-- start of Rows --

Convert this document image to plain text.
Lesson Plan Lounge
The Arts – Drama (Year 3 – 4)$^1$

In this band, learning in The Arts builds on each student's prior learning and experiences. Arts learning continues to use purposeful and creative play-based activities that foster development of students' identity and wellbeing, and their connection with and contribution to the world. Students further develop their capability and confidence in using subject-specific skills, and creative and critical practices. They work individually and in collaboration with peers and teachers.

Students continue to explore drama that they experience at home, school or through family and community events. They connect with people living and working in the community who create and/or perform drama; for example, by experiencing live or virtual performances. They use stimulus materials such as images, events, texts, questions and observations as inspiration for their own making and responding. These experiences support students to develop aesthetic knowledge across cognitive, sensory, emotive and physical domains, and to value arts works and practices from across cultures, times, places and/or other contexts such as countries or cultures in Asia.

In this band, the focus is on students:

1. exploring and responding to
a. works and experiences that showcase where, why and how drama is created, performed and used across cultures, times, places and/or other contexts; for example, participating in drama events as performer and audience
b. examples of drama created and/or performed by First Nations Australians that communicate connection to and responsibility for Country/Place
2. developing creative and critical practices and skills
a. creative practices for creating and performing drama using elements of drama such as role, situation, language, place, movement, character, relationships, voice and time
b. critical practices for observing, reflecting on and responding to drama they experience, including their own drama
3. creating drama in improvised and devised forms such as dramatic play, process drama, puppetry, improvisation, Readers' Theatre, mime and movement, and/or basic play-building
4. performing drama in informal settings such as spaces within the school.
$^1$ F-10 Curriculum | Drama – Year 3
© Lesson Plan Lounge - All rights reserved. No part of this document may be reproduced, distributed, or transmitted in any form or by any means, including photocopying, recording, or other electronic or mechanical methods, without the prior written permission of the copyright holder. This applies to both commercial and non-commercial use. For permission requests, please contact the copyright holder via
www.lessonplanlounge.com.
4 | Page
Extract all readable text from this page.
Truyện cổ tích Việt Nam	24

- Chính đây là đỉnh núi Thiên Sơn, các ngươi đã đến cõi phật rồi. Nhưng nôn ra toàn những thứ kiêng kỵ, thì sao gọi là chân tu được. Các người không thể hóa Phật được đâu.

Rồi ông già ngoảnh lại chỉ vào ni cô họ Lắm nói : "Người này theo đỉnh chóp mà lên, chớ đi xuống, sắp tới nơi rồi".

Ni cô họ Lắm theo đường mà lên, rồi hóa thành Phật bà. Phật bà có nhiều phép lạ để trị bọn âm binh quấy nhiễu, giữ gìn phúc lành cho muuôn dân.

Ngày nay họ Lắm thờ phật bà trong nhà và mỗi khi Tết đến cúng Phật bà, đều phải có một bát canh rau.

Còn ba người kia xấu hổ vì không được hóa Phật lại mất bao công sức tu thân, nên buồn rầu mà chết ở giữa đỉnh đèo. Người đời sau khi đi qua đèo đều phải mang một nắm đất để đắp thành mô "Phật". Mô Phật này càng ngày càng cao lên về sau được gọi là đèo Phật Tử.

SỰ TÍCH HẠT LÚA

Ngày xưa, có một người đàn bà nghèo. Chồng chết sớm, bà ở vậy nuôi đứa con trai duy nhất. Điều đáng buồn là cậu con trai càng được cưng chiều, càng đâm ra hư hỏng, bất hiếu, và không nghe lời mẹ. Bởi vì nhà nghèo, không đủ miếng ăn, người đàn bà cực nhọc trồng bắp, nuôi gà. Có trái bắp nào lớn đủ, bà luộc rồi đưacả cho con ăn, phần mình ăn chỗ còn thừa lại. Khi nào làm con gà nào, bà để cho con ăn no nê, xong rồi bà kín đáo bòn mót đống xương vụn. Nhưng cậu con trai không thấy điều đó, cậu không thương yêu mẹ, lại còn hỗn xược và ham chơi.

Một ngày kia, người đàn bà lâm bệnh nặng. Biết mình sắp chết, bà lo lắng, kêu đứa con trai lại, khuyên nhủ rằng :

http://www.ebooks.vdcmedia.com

-- end of Rows --

Only the number is wanted: how many lines of the material contain the word "theo"?

**Expected output:** 2